#### [Items listed in a dataset]
____________________

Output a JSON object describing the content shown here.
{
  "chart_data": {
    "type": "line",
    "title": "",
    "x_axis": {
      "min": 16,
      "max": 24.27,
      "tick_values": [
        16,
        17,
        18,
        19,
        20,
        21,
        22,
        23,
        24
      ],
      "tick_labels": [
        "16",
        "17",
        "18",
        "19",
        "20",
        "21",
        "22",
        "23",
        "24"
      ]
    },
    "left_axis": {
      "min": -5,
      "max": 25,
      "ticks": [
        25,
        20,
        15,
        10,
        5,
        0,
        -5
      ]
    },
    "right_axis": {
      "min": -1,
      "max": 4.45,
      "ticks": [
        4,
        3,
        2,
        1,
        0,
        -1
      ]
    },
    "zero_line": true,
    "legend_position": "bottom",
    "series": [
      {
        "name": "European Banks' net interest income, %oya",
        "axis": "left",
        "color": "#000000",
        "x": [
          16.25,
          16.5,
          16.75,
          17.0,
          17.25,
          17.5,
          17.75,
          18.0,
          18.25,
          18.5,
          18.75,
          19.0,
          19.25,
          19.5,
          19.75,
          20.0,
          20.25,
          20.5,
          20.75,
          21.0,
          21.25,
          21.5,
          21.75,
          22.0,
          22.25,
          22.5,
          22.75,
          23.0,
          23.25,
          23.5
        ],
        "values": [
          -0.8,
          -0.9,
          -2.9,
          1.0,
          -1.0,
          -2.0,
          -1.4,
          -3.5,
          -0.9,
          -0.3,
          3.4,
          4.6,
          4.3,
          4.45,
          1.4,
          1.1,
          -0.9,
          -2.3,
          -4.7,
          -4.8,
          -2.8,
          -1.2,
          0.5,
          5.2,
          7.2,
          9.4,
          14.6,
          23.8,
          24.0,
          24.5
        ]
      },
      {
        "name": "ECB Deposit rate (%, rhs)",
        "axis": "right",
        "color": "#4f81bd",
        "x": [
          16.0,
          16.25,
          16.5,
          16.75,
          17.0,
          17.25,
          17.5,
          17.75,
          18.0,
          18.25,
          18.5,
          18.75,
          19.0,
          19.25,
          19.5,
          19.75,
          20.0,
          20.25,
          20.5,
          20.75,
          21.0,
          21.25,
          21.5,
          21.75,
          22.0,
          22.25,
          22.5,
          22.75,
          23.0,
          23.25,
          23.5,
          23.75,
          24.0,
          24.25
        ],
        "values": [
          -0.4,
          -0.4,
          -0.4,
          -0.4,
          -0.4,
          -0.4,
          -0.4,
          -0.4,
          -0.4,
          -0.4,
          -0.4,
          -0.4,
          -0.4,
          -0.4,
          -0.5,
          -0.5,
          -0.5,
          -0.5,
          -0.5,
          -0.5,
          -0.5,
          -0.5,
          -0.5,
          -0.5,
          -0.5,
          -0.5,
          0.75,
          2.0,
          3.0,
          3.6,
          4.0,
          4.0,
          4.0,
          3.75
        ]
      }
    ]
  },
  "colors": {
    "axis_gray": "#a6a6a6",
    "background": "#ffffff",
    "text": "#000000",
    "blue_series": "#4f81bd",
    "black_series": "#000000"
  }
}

____________________

#### [Prompt]
Point out every line holding the string "name" and copy it.

#### [Task solution]
        "name": "European Banks' net interest income, %oya",
        "name": "ECB Deposit rate (%, rhs)",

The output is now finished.